Reproduce every line of these records word for word, omitting the pictures.

Stored data entries
[START]

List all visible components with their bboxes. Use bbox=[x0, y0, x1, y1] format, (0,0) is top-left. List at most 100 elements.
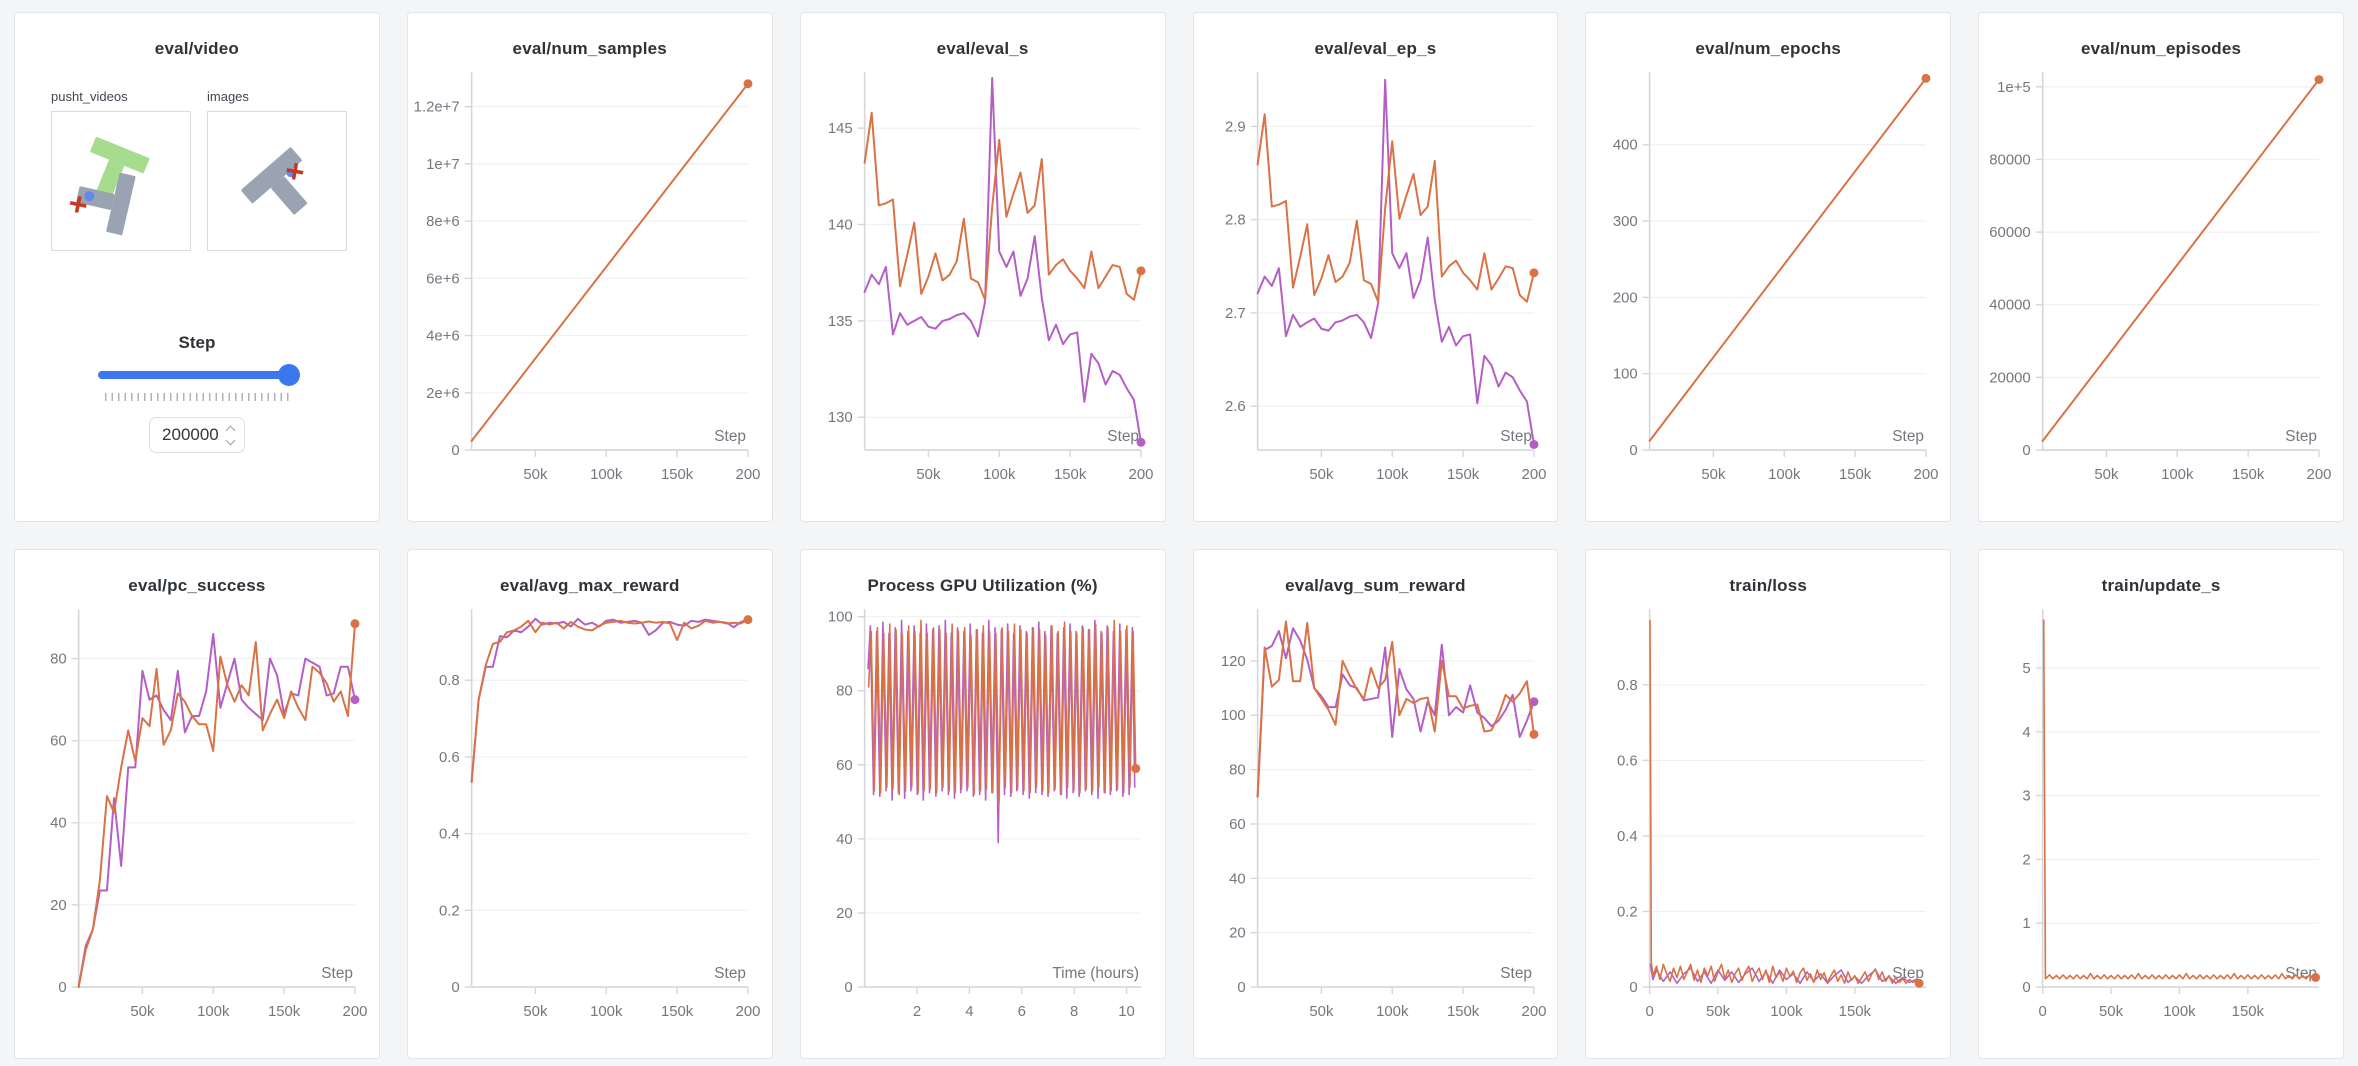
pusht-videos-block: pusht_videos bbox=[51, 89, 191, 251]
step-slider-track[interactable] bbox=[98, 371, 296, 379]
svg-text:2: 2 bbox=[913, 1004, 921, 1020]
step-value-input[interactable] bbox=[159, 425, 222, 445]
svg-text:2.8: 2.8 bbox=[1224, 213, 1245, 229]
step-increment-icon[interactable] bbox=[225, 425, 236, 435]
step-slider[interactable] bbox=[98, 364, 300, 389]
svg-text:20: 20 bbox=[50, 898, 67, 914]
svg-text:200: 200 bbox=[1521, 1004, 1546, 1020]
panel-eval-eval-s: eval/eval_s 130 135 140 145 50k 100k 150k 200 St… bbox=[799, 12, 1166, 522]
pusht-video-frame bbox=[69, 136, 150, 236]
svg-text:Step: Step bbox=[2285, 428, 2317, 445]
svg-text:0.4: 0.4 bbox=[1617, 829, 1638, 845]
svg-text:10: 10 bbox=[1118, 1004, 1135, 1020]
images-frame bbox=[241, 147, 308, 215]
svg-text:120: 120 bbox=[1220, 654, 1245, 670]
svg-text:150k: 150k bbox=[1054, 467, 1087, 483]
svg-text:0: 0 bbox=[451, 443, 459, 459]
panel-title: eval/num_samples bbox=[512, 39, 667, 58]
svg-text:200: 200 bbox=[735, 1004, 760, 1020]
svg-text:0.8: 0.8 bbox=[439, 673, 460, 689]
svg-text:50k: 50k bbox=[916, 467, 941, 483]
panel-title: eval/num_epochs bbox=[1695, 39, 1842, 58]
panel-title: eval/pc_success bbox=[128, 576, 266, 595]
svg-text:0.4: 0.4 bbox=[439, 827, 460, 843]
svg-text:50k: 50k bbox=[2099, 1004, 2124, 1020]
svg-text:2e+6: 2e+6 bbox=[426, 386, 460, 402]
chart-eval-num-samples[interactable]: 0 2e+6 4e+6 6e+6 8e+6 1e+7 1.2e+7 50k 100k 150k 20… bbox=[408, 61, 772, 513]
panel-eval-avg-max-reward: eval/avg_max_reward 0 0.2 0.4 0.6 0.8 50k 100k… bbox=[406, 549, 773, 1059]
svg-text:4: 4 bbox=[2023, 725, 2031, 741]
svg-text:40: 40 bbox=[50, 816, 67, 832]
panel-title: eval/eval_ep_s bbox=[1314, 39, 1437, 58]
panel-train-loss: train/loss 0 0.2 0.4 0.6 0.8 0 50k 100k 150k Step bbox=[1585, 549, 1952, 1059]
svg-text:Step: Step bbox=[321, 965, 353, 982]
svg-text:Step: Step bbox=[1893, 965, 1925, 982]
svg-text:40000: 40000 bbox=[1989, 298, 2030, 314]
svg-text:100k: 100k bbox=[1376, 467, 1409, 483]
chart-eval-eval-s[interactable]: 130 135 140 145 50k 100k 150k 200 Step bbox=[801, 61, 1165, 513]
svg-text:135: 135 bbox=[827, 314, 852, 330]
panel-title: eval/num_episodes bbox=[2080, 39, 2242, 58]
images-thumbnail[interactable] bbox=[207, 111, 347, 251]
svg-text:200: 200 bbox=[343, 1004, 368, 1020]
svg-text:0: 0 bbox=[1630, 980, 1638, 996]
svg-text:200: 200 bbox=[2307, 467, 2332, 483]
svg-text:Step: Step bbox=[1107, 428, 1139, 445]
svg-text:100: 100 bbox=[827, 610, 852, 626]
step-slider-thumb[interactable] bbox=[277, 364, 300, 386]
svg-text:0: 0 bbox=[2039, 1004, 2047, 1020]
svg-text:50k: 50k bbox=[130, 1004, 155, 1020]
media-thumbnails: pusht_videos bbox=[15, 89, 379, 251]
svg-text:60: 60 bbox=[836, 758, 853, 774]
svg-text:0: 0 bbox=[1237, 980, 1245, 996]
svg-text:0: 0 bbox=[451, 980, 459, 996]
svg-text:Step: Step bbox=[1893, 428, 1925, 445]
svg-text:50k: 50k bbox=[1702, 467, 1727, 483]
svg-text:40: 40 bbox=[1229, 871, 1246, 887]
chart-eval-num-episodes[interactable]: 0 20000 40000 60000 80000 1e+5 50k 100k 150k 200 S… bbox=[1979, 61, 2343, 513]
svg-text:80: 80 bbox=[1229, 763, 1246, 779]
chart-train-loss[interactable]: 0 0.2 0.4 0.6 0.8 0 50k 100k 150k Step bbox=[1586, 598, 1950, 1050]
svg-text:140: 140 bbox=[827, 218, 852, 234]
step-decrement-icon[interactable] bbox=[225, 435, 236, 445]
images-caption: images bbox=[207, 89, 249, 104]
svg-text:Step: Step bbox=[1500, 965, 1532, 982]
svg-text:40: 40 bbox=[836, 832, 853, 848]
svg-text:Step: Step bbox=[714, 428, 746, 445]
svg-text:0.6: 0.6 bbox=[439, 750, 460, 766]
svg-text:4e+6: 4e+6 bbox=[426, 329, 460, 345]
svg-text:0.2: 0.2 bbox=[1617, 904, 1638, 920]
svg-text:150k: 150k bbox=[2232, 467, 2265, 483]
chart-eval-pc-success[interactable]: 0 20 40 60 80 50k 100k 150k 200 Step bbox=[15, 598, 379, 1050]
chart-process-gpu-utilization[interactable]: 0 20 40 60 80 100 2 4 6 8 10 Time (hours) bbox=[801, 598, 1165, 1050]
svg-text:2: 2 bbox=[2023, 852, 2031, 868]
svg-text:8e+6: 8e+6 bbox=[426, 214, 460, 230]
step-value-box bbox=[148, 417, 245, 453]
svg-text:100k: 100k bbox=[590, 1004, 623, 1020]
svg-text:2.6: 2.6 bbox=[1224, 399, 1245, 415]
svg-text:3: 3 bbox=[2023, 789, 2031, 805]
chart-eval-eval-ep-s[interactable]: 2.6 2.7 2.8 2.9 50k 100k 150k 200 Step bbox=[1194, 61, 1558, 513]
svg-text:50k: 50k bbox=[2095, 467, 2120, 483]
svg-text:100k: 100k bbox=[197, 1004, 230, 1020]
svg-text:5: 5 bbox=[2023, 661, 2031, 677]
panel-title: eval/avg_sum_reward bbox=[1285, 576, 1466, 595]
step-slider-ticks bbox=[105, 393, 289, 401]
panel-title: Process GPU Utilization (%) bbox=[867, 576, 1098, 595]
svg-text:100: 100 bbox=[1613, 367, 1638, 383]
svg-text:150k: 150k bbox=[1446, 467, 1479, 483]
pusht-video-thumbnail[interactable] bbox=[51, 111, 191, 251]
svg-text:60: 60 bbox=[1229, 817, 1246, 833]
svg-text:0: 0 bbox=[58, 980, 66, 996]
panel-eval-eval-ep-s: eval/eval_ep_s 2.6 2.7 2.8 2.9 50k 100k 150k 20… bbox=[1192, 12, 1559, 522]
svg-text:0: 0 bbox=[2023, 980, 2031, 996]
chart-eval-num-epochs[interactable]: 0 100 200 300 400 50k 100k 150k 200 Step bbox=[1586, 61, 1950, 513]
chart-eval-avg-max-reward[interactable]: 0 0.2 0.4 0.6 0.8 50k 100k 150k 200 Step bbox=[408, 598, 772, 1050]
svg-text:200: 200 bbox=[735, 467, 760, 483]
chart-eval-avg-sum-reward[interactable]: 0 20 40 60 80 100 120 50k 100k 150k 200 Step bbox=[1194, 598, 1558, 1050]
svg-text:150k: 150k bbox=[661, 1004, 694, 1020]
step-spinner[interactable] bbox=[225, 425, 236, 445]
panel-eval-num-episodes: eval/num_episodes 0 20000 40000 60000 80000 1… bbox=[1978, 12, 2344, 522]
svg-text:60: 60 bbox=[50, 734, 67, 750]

[END]

**Solution:**
List all visible components with their bboxes. Use bbox=[x0, y0, x1, y1] format, (0,0) is top-left. List at most 100 elements.
pusht-videos-block: pusht_videos bbox=[51, 89, 191, 251]
step-slider-track[interactable] bbox=[98, 371, 296, 379]
svg-text:2: 2 bbox=[913, 1004, 921, 1020]
step-value-input[interactable] bbox=[159, 425, 222, 445]
svg-text:2.8: 2.8 bbox=[1224, 213, 1245, 229]
step-increment-icon[interactable] bbox=[225, 425, 236, 435]
step-slider[interactable] bbox=[98, 364, 300, 389]
svg-text:20: 20 bbox=[50, 898, 67, 914]
svg-text:200: 200 bbox=[1521, 1004, 1546, 1020]
panel-eval-eval-s: eval/eval_s 130 135 140 145 50k 100k 150k 200 St… bbox=[799, 12, 1166, 522]
pusht-video-frame bbox=[69, 136, 150, 236]
svg-text:Step: Step bbox=[2285, 428, 2317, 445]
svg-text:0.4: 0.4 bbox=[1617, 829, 1638, 845]
svg-text:10: 10 bbox=[1118, 1004, 1135, 1020]
images-frame bbox=[241, 147, 308, 215]
svg-text:120: 120 bbox=[1220, 654, 1245, 670]
svg-text:150k: 150k bbox=[1054, 467, 1087, 483]
svg-text:0: 0 bbox=[451, 443, 459, 459]
panel-title: eval/num_samples bbox=[512, 39, 667, 58]
svg-text:200: 200 bbox=[735, 1004, 760, 1020]
svg-text:0.8: 0.8 bbox=[439, 673, 460, 689]
svg-text:50k: 50k bbox=[916, 467, 941, 483]
panel-title: eval/num_epochs bbox=[1695, 39, 1842, 58]
panel-title: eval/pc_success bbox=[128, 576, 266, 595]
svg-text:0.4: 0.4 bbox=[439, 827, 460, 843]
svg-text:50k: 50k bbox=[2099, 1004, 2124, 1020]
svg-text:2e+6: 2e+6 bbox=[426, 386, 460, 402]
chart-eval-num-samples[interactable]: 0 2e+6 4e+6 6e+6 8e+6 1e+7 1.2e+7 50k 100k 150k 20… bbox=[408, 61, 772, 513]
panel-eval-avg-max-reward: eval/avg_max_reward 0 0.2 0.4 0.6 0.8 50k 100k… bbox=[406, 549, 773, 1059]
svg-text:4: 4 bbox=[2023, 725, 2031, 741]
svg-text:40: 40 bbox=[50, 816, 67, 832]
panel-title: eval/eval_ep_s bbox=[1314, 39, 1437, 58]
panel-train-loss: train/loss 0 0.2 0.4 0.6 0.8 0 50k 100k 150k Step bbox=[1585, 549, 1952, 1059]
svg-text:Step: Step bbox=[321, 965, 353, 982]
svg-text:Step: Step bbox=[1893, 965, 1925, 982]
svg-text:40000: 40000 bbox=[1989, 298, 2030, 314]
svg-text:100k: 100k bbox=[1376, 467, 1409, 483]
chart-eval-eval-s[interactable]: 130 135 140 145 50k 100k 150k 200 Step bbox=[801, 61, 1165, 513]
svg-text:135: 135 bbox=[827, 314, 852, 330]
panel-title: eval/num_episodes bbox=[2080, 39, 2242, 58]
images-thumbnail[interactable] bbox=[207, 111, 347, 251]
svg-text:200: 200 bbox=[343, 1004, 368, 1020]
svg-text:0: 0 bbox=[1630, 980, 1638, 996]
svg-text:200: 200 bbox=[2307, 467, 2332, 483]
svg-text:Step: Step bbox=[1107, 428, 1139, 445]
svg-text:100: 100 bbox=[827, 610, 852, 626]
step-slider-thumb[interactable] bbox=[277, 364, 300, 386]
svg-text:0: 0 bbox=[2039, 1004, 2047, 1020]
svg-text:50k: 50k bbox=[130, 1004, 155, 1020]
media-thumbnails: pusht_videos bbox=[15, 89, 379, 251]
svg-text:60: 60 bbox=[836, 758, 853, 774]
svg-text:0: 0 bbox=[1237, 980, 1245, 996]
svg-text:0: 0 bbox=[451, 980, 459, 996]
svg-text:Step: Step bbox=[1893, 428, 1925, 445]
svg-text:50k: 50k bbox=[1702, 467, 1727, 483]
svg-text:40: 40 bbox=[1229, 871, 1246, 887]
chart-eval-num-episodes[interactable]: 0 20000 40000 60000 80000 1e+5 50k 100k 150k 200 S… bbox=[1979, 61, 2343, 513]
svg-text:80: 80 bbox=[1229, 763, 1246, 779]
chart-train-loss[interactable]: 0 0.2 0.4 0.6 0.8 0 50k 100k 150k Step bbox=[1586, 598, 1950, 1050]
svg-text:140: 140 bbox=[827, 218, 852, 234]
step-decrement-icon[interactable] bbox=[225, 435, 236, 445]
images-caption: images bbox=[207, 89, 249, 104]
svg-text:Step: Step bbox=[1500, 965, 1532, 982]
svg-text:40: 40 bbox=[836, 832, 853, 848]
svg-text:Step: Step bbox=[714, 428, 746, 445]
svg-text:0.6: 0.6 bbox=[439, 750, 460, 766]
svg-text:4e+6: 4e+6 bbox=[426, 329, 460, 345]
svg-text:0.2: 0.2 bbox=[1617, 904, 1638, 920]
svg-text:150k: 150k bbox=[2232, 467, 2265, 483]
chart-eval-pc-success[interactable]: 0 20 40 60 80 50k 100k 150k 200 Step bbox=[15, 598, 379, 1050]
chart-process-gpu-utilization[interactable]: 0 20 40 60 80 100 2 4 6 8 10 Time (hours) bbox=[801, 598, 1165, 1050]
svg-text:2: 2 bbox=[2023, 852, 2031, 868]
svg-text:8e+6: 8e+6 bbox=[426, 214, 460, 230]
step-value-box bbox=[148, 417, 245, 453]
svg-text:100k: 100k bbox=[590, 1004, 623, 1020]
svg-text:2.6: 2.6 bbox=[1224, 399, 1245, 415]
svg-text:3: 3 bbox=[2023, 789, 2031, 805]
chart-eval-eval-ep-s[interactable]: 2.6 2.7 2.8 2.9 50k 100k 150k 200 Step bbox=[1194, 61, 1558, 513]
svg-text:50k: 50k bbox=[2095, 467, 2120, 483]
svg-text:100k: 100k bbox=[197, 1004, 230, 1020]
svg-text:5: 5 bbox=[2023, 661, 2031, 677]
panel-title: eval/avg_sum_reward bbox=[1285, 576, 1466, 595]
step-slider-ticks bbox=[105, 393, 289, 401]
panel-title: Process GPU Utilization (%) bbox=[867, 576, 1098, 595]
svg-text:100: 100 bbox=[1613, 367, 1638, 383]
svg-text:150k: 150k bbox=[1446, 467, 1479, 483]
pusht-video-thumbnail[interactable] bbox=[51, 111, 191, 251]
svg-text:60: 60 bbox=[1229, 817, 1246, 833]
svg-text:0: 0 bbox=[58, 980, 66, 996]
panel-eval-eval-ep-s: eval/eval_ep_s 2.6 2.7 2.8 2.9 50k 100k 150k 20… bbox=[1192, 12, 1559, 522]
svg-text:0: 0 bbox=[2023, 980, 2031, 996]
chart-eval-num-epochs[interactable]: 0 100 200 300 400 50k 100k 150k 200 Step bbox=[1586, 61, 1950, 513]
chart-eval-avg-max-reward[interactable]: 0 0.2 0.4 0.6 0.8 50k 100k 150k 200 Step bbox=[408, 598, 772, 1050]
svg-text:200: 200 bbox=[735, 467, 760, 483]
chart-eval-avg-sum-reward[interactable]: 0 20 40 60 80 100 120 50k 100k 150k 200 Step bbox=[1194, 598, 1558, 1050]
svg-text:150k: 150k bbox=[661, 1004, 694, 1020]
step-spinner[interactable] bbox=[225, 425, 236, 445]
panel-eval-num-episodes: eval/num_episodes 0 20000 40000 60000 80000 1… bbox=[1978, 12, 2344, 522]
svg-text:60: 60 bbox=[50, 734, 67, 750]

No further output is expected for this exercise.